* [Written task]:
Can you recast each line of the items below as a Markdown table with two columns, Row and Line, numbering the rows and skipping any blank lines?

=== Data ===

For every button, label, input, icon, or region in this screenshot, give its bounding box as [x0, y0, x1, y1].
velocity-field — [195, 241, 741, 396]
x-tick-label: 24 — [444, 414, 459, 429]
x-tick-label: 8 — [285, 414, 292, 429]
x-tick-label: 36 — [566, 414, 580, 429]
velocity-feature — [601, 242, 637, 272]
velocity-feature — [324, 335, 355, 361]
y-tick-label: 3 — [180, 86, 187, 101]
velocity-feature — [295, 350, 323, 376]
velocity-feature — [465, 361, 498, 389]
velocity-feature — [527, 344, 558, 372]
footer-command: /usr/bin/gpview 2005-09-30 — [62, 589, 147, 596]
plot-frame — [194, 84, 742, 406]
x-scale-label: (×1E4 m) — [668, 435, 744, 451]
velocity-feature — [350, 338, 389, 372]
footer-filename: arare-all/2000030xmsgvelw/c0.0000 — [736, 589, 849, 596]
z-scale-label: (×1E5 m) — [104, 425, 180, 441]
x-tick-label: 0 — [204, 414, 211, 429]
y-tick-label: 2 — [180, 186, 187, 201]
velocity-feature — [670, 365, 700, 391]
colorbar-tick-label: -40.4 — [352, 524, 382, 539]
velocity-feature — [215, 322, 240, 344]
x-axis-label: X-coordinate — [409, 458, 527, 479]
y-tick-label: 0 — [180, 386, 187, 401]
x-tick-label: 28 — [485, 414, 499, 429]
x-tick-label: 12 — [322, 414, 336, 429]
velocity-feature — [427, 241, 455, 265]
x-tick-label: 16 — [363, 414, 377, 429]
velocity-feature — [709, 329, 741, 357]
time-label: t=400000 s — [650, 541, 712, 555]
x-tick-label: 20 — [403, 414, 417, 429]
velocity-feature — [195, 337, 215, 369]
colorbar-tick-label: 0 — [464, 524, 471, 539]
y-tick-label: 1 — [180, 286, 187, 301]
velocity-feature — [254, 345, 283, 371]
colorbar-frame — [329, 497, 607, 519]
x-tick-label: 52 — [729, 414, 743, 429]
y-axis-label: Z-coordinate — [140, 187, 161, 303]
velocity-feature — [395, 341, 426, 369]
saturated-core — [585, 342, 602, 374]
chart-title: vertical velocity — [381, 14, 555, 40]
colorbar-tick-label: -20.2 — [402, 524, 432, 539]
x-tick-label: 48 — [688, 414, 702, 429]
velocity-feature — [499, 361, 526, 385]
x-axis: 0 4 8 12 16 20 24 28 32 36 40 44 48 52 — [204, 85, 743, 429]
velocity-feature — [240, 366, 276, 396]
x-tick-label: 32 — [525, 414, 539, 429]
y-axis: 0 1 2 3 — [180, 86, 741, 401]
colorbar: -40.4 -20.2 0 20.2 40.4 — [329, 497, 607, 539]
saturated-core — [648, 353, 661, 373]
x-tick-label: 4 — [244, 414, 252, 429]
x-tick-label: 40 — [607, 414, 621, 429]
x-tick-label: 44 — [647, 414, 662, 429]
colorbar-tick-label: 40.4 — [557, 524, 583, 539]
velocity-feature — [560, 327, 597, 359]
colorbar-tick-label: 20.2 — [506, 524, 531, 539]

===

* [Reply to the task]:
| Row | Line |
|---|---|
| 1 | For every button, label, input, icon, or region in this screenshot, give its bounding box as [x0, y0, x1, y1]. |
| 2 | velocity-field — [195, 241, 741, 396] |
| 3 | x-tick-label: 24 — [444, 414, 459, 429] |
| 4 | x-tick-label: 8 — [285, 414, 292, 429] |
| 5 | x-tick-label: 36 — [566, 414, 580, 429] |
| 6 | velocity-feature — [601, 242, 637, 272] |
| 7 | velocity-feature — [324, 335, 355, 361] |
| 8 | y-tick-label: 3 — [180, 86, 187, 101] |
| 9 | velocity-feature — [295, 350, 323, 376] |
| 10 | velocity-feature — [465, 361, 498, 389] |
| 11 | velocity-feature — [527, 344, 558, 372] |
| 12 | footer-command: /usr/bin/gpview 2005-09-30 — [62, 589, 147, 596] |
| 13 | plot-frame — [194, 84, 742, 406] |
| 14 | x-scale-label: (×1E4 m) — [668, 435, 744, 451] |
| 15 | velocity-feature — [350, 338, 389, 372] |
| 16 | footer-filename: arare-all/2000030xmsgvelw/c0.0000 — [736, 589, 849, 596] |
| 17 | z-scale-label: (×1E5 m) — [104, 425, 180, 441] |
| 18 | x-tick-label: 0 — [204, 414, 211, 429] |
| 19 | y-tick-label: 2 — [180, 186, 187, 201] |
| 20 | velocity-feature — [670, 365, 700, 391] |
| 21 | colorbar-tick-label: -40.4 — [352, 524, 382, 539] |
| 22 | velocity-feature — [215, 322, 240, 344] |
| 23 | x-axis-label: X-coordinate — [409, 458, 527, 479] |
| 24 | y-tick-label: 0 — [180, 386, 187, 401] |
| 25 | x-tick-label: 28 — [485, 414, 499, 429] |
| 26 | x-tick-label: 12 — [322, 414, 336, 429] |
| 27 | velocity-feature — [427, 241, 455, 265] |
| 28 | x-tick-label: 16 — [363, 414, 377, 429] |
| 29 | velocity-feature — [709, 329, 741, 357] |
| 30 | time-label: t=400000 s — [650, 541, 712, 555] |
| 31 | x-tick-label: 20 — [403, 414, 417, 429] |
| 32 | velocity-feature — [195, 337, 215, 369] |
| 33 | colorbar-tick-label: 0 — [464, 524, 471, 539] |
| 34 | y-tick-label: 1 — [180, 286, 187, 301] |
| 35 | velocity-feature — [254, 345, 283, 371] |
| 36 | colorbar-frame — [329, 497, 607, 519] |
| 37 | x-tick-label: 52 — [729, 414, 743, 429] |
| 38 | y-axis-label: Z-coordinate — [140, 187, 161, 303] |
| 39 | velocity-feature — [395, 341, 426, 369] |
| 40 | saturated-core — [585, 342, 602, 374] |
| 41 | chart-title: vertical velocity — [381, 14, 555, 40] |
| 42 | colorbar-tick-label: -20.2 — [402, 524, 432, 539] |
| 43 | x-tick-label: 48 — [688, 414, 702, 429] |
| 44 | velocity-feature — [499, 361, 526, 385] |
| 45 | x-axis: 0 4 8 12 16 20 24 28 32 36 40 44 48 52 — [204, 85, 743, 429] |
| 46 | velocity-feature — [240, 366, 276, 396] |
| 47 | x-tick-label: 32 — [525, 414, 539, 429] |
| 48 | y-axis: 0 1 2 3 — [180, 86, 741, 401] |
| 49 | colorbar: -40.4 -20.2 0 20.2 40.4 — [329, 497, 607, 539] |
| 50 | saturated-core — [648, 353, 661, 373] |
| 51 | x-tick-label: 4 — [244, 414, 252, 429] |
| 52 | x-tick-label: 40 — [607, 414, 621, 429] |
| 53 | x-tick-label: 44 — [647, 414, 662, 429] |
| 54 | colorbar-tick-label: 40.4 — [557, 524, 583, 539] |
| 55 | velocity-feature — [560, 327, 597, 359] |
| 56 | colorbar-tick-label: 20.2 — [506, 524, 531, 539] |